=== DATA SUPPLIED ===
===
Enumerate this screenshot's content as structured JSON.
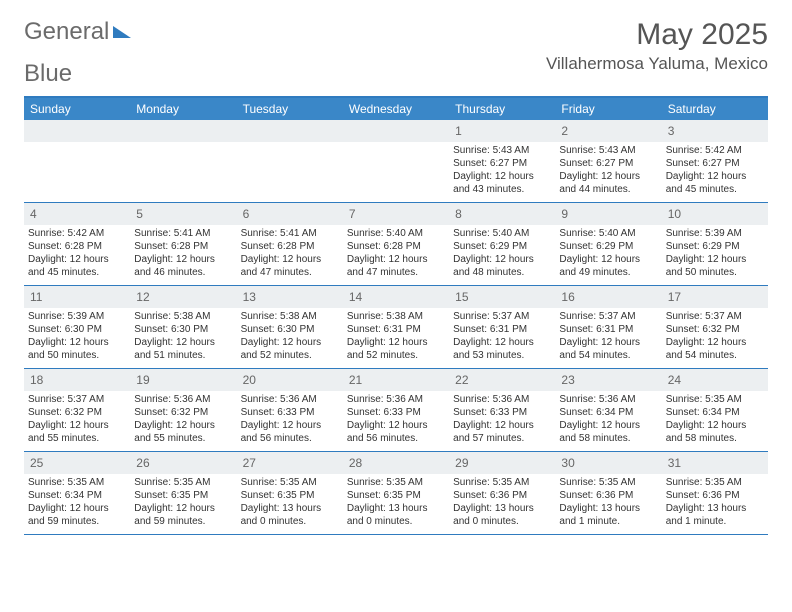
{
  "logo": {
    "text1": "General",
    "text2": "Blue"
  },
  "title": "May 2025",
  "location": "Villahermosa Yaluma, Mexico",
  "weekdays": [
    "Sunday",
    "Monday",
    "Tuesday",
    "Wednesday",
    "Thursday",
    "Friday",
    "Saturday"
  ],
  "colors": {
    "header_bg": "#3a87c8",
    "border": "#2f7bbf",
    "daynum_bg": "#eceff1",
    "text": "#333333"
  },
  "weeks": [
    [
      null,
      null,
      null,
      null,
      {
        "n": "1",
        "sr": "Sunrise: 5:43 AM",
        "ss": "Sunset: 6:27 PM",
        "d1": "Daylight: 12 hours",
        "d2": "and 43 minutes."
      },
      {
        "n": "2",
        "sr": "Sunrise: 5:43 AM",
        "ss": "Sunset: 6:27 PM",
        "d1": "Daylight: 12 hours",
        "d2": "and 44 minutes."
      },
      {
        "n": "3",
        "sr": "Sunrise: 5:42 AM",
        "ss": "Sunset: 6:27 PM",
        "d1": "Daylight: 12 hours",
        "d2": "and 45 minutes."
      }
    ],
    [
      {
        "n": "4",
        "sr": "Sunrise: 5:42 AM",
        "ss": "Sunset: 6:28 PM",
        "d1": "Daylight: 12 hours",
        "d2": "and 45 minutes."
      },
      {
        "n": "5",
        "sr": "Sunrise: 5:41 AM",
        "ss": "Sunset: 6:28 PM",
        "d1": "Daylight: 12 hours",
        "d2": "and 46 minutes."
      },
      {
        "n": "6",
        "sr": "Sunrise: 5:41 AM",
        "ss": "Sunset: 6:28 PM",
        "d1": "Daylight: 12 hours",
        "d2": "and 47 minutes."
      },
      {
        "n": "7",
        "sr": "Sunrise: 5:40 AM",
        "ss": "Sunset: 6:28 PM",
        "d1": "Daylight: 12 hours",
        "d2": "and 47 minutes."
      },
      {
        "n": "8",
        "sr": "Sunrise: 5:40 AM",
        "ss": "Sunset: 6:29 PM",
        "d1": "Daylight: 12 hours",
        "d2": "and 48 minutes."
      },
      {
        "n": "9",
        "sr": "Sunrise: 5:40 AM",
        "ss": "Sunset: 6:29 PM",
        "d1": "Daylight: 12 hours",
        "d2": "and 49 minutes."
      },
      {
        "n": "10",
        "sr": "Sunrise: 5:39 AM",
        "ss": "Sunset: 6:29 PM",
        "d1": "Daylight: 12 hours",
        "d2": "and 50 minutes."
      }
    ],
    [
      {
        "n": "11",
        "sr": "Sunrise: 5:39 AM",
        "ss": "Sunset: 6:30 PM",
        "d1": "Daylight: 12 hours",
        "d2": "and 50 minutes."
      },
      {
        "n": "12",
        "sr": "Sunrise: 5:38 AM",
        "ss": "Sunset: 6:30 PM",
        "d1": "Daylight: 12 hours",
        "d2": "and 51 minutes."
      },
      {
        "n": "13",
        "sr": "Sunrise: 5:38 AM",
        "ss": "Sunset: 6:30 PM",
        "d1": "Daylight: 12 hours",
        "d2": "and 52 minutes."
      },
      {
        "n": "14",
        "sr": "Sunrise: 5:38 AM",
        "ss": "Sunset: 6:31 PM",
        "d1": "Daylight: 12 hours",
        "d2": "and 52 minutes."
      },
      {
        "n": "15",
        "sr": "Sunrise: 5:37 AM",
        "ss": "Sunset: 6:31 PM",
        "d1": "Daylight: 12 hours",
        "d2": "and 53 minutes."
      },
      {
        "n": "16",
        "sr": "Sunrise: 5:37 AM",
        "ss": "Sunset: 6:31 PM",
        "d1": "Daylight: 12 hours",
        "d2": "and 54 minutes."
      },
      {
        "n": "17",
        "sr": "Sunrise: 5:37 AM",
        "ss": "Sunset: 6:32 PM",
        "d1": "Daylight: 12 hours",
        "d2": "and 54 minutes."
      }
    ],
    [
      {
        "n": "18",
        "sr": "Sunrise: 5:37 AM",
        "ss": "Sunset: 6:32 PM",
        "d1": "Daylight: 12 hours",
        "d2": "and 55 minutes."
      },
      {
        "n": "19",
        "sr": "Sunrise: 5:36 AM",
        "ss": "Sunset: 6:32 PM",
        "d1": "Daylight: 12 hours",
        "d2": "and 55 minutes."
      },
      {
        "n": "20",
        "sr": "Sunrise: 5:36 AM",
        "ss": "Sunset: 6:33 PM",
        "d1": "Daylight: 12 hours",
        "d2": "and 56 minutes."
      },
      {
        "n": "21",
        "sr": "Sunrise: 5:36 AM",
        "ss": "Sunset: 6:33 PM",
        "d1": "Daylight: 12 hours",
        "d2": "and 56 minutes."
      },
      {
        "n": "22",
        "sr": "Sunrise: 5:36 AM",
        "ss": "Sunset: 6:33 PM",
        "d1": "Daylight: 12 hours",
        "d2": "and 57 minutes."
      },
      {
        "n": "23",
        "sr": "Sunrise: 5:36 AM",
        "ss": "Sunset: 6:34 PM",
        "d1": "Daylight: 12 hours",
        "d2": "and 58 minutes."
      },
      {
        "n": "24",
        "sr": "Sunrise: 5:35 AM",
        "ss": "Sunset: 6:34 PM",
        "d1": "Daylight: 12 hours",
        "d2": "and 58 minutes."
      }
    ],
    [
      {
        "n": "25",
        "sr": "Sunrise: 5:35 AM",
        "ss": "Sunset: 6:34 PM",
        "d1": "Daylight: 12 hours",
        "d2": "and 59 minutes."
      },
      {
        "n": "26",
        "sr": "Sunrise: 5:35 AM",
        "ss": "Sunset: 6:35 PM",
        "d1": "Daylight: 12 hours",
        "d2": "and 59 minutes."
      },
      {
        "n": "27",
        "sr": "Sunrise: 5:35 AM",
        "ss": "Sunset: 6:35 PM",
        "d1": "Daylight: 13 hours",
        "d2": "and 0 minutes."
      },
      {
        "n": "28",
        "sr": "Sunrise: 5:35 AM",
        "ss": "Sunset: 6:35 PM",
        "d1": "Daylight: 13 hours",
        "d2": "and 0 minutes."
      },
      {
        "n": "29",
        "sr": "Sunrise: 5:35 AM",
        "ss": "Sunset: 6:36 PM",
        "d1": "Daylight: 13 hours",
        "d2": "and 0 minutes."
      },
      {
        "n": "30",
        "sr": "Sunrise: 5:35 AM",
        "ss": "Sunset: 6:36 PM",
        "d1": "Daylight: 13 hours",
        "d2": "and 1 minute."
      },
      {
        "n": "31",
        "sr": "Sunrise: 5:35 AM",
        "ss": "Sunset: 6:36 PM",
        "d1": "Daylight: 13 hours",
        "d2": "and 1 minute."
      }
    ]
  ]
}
===
=== YOUR TASK ===
Restate the whole listing above exactly, please, omitting every image.

=== REPLY TO THE TASK ===
Enumerate this screenshot's content as structured JSON.
{
  "logo": {
    "text1": "General",
    "text2": "Blue"
  },
  "title": "May 2025",
  "location": "Villahermosa Yaluma, Mexico",
  "weekdays": [
    "Sunday",
    "Monday",
    "Tuesday",
    "Wednesday",
    "Thursday",
    "Friday",
    "Saturday"
  ],
  "colors": {
    "header_bg": "#3a87c8",
    "border": "#2f7bbf",
    "daynum_bg": "#eceff1",
    "text": "#333333"
  },
  "weeks": [
    [
      null,
      null,
      null,
      null,
      {
        "n": "1",
        "sr": "Sunrise: 5:43 AM",
        "ss": "Sunset: 6:27 PM",
        "d1": "Daylight: 12 hours",
        "d2": "and 43 minutes."
      },
      {
        "n": "2",
        "sr": "Sunrise: 5:43 AM",
        "ss": "Sunset: 6:27 PM",
        "d1": "Daylight: 12 hours",
        "d2": "and 44 minutes."
      },
      {
        "n": "3",
        "sr": "Sunrise: 5:42 AM",
        "ss": "Sunset: 6:27 PM",
        "d1": "Daylight: 12 hours",
        "d2": "and 45 minutes."
      }
    ],
    [
      {
        "n": "4",
        "sr": "Sunrise: 5:42 AM",
        "ss": "Sunset: 6:28 PM",
        "d1": "Daylight: 12 hours",
        "d2": "and 45 minutes."
      },
      {
        "n": "5",
        "sr": "Sunrise: 5:41 AM",
        "ss": "Sunset: 6:28 PM",
        "d1": "Daylight: 12 hours",
        "d2": "and 46 minutes."
      },
      {
        "n": "6",
        "sr": "Sunrise: 5:41 AM",
        "ss": "Sunset: 6:28 PM",
        "d1": "Daylight: 12 hours",
        "d2": "and 47 minutes."
      },
      {
        "n": "7",
        "sr": "Sunrise: 5:40 AM",
        "ss": "Sunset: 6:28 PM",
        "d1": "Daylight: 12 hours",
        "d2": "and 47 minutes."
      },
      {
        "n": "8",
        "sr": "Sunrise: 5:40 AM",
        "ss": "Sunset: 6:29 PM",
        "d1": "Daylight: 12 hours",
        "d2": "and 48 minutes."
      },
      {
        "n": "9",
        "sr": "Sunrise: 5:40 AM",
        "ss": "Sunset: 6:29 PM",
        "d1": "Daylight: 12 hours",
        "d2": "and 49 minutes."
      },
      {
        "n": "10",
        "sr": "Sunrise: 5:39 AM",
        "ss": "Sunset: 6:29 PM",
        "d1": "Daylight: 12 hours",
        "d2": "and 50 minutes."
      }
    ],
    [
      {
        "n": "11",
        "sr": "Sunrise: 5:39 AM",
        "ss": "Sunset: 6:30 PM",
        "d1": "Daylight: 12 hours",
        "d2": "and 50 minutes."
      },
      {
        "n": "12",
        "sr": "Sunrise: 5:38 AM",
        "ss": "Sunset: 6:30 PM",
        "d1": "Daylight: 12 hours",
        "d2": "and 51 minutes."
      },
      {
        "n": "13",
        "sr": "Sunrise: 5:38 AM",
        "ss": "Sunset: 6:30 PM",
        "d1": "Daylight: 12 hours",
        "d2": "and 52 minutes."
      },
      {
        "n": "14",
        "sr": "Sunrise: 5:38 AM",
        "ss": "Sunset: 6:31 PM",
        "d1": "Daylight: 12 hours",
        "d2": "and 52 minutes."
      },
      {
        "n": "15",
        "sr": "Sunrise: 5:37 AM",
        "ss": "Sunset: 6:31 PM",
        "d1": "Daylight: 12 hours",
        "d2": "and 53 minutes."
      },
      {
        "n": "16",
        "sr": "Sunrise: 5:37 AM",
        "ss": "Sunset: 6:31 PM",
        "d1": "Daylight: 12 hours",
        "d2": "and 54 minutes."
      },
      {
        "n": "17",
        "sr": "Sunrise: 5:37 AM",
        "ss": "Sunset: 6:32 PM",
        "d1": "Daylight: 12 hours",
        "d2": "and 54 minutes."
      }
    ],
    [
      {
        "n": "18",
        "sr": "Sunrise: 5:37 AM",
        "ss": "Sunset: 6:32 PM",
        "d1": "Daylight: 12 hours",
        "d2": "and 55 minutes."
      },
      {
        "n": "19",
        "sr": "Sunrise: 5:36 AM",
        "ss": "Sunset: 6:32 PM",
        "d1": "Daylight: 12 hours",
        "d2": "and 55 minutes."
      },
      {
        "n": "20",
        "sr": "Sunrise: 5:36 AM",
        "ss": "Sunset: 6:33 PM",
        "d1": "Daylight: 12 hours",
        "d2": "and 56 minutes."
      },
      {
        "n": "21",
        "sr": "Sunrise: 5:36 AM",
        "ss": "Sunset: 6:33 PM",
        "d1": "Daylight: 12 hours",
        "d2": "and 56 minutes."
      },
      {
        "n": "22",
        "sr": "Sunrise: 5:36 AM",
        "ss": "Sunset: 6:33 PM",
        "d1": "Daylight: 12 hours",
        "d2": "and 57 minutes."
      },
      {
        "n": "23",
        "sr": "Sunrise: 5:36 AM",
        "ss": "Sunset: 6:34 PM",
        "d1": "Daylight: 12 hours",
        "d2": "and 58 minutes."
      },
      {
        "n": "24",
        "sr": "Sunrise: 5:35 AM",
        "ss": "Sunset: 6:34 PM",
        "d1": "Daylight: 12 hours",
        "d2": "and 58 minutes."
      }
    ],
    [
      {
        "n": "25",
        "sr": "Sunrise: 5:35 AM",
        "ss": "Sunset: 6:34 PM",
        "d1": "Daylight: 12 hours",
        "d2": "and 59 minutes."
      },
      {
        "n": "26",
        "sr": "Sunrise: 5:35 AM",
        "ss": "Sunset: 6:35 PM",
        "d1": "Daylight: 12 hours",
        "d2": "and 59 minutes."
      },
      {
        "n": "27",
        "sr": "Sunrise: 5:35 AM",
        "ss": "Sunset: 6:35 PM",
        "d1": "Daylight: 13 hours",
        "d2": "and 0 minutes."
      },
      {
        "n": "28",
        "sr": "Sunrise: 5:35 AM",
        "ss": "Sunset: 6:35 PM",
        "d1": "Daylight: 13 hours",
        "d2": "and 0 minutes."
      },
      {
        "n": "29",
        "sr": "Sunrise: 5:35 AM",
        "ss": "Sunset: 6:36 PM",
        "d1": "Daylight: 13 hours",
        "d2": "and 0 minutes."
      },
      {
        "n": "30",
        "sr": "Sunrise: 5:35 AM",
        "ss": "Sunset: 6:36 PM",
        "d1": "Daylight: 13 hours",
        "d2": "and 1 minute."
      },
      {
        "n": "31",
        "sr": "Sunrise: 5:35 AM",
        "ss": "Sunset: 6:36 PM",
        "d1": "Daylight: 13 hours",
        "d2": "and 1 minute."
      }
    ]
  ]
}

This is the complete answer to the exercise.